Place the entries below, from their first line through the line containing "marker (244, 244, 261, 260)", into a JSON list of strings, one string per line, omitting any blank lines.

### Extracted information:
▬▬▬▬▬▬

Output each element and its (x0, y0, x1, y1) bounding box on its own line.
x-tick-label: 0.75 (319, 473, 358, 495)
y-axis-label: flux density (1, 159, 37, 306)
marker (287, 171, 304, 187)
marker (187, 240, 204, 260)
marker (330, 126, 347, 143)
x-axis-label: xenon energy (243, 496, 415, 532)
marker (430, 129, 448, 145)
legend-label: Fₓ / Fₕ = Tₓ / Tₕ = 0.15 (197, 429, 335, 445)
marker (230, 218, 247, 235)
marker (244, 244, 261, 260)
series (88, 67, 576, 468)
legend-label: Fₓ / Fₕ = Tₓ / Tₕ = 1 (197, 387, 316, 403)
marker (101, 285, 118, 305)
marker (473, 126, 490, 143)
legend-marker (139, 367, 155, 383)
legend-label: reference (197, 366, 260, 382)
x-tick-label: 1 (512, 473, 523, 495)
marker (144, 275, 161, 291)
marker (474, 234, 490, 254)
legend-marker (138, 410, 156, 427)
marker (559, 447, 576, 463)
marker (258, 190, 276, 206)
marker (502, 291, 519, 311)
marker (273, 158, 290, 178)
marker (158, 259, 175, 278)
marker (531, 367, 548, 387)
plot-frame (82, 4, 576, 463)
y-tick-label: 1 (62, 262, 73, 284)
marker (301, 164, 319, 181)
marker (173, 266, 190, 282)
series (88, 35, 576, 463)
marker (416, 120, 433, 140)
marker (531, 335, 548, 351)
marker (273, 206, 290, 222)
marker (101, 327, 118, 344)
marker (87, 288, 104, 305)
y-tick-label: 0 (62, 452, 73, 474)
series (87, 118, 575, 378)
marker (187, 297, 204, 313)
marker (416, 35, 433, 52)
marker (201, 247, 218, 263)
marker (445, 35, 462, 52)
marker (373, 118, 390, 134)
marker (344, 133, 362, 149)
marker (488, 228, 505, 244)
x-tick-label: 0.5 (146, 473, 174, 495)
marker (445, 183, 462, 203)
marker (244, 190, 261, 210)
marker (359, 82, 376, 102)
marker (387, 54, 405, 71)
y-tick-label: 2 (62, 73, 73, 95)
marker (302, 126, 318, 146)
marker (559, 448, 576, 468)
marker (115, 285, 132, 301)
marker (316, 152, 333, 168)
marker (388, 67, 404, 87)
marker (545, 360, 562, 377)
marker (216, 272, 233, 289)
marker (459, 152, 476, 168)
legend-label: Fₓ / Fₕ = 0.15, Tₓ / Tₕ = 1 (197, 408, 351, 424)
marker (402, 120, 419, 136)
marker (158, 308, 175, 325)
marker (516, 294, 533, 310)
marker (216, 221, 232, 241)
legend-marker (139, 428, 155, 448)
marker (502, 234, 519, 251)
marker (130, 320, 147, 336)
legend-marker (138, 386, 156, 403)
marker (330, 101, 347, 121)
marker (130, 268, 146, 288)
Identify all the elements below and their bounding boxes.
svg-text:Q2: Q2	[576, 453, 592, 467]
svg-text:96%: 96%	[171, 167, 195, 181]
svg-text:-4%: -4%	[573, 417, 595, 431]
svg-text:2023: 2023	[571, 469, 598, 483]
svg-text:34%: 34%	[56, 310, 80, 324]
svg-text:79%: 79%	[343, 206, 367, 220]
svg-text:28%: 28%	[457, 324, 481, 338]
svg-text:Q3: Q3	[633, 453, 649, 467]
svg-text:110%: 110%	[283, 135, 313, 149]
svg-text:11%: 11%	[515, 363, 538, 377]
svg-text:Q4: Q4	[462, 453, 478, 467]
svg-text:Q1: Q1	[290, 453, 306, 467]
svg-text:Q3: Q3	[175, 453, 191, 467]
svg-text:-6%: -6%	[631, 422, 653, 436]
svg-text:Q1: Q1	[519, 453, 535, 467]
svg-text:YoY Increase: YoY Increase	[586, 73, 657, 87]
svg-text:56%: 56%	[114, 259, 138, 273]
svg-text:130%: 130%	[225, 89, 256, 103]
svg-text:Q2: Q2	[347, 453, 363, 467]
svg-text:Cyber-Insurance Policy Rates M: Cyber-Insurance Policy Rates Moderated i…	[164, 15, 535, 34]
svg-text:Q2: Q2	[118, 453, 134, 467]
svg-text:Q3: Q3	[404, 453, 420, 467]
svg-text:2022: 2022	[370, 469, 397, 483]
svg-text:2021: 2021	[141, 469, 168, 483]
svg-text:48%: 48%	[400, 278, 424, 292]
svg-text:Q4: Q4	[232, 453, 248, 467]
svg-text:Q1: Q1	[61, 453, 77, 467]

▬▬▬▬▬▬

### Output for this exercise:
[
  "Output each element and its (x0, y0, x1, y1) bounding box on its own line.",
  "x-tick-label: 0.75 (319, 473, 358, 495)",
  "y-axis-label: flux density (1, 159, 37, 306)",
  "marker (287, 171, 304, 187)",
  "marker (187, 240, 204, 260)",
  "marker (330, 126, 347, 143)",
  "x-axis-label: xenon energy (243, 496, 415, 532)",
  "marker (430, 129, 448, 145)",
  "legend-label: Fₓ / Fₕ = Tₓ / Tₕ = 0.15 (197, 429, 335, 445)",
  "marker (230, 218, 247, 235)",
  "marker (244, 244, 261, 260)"
]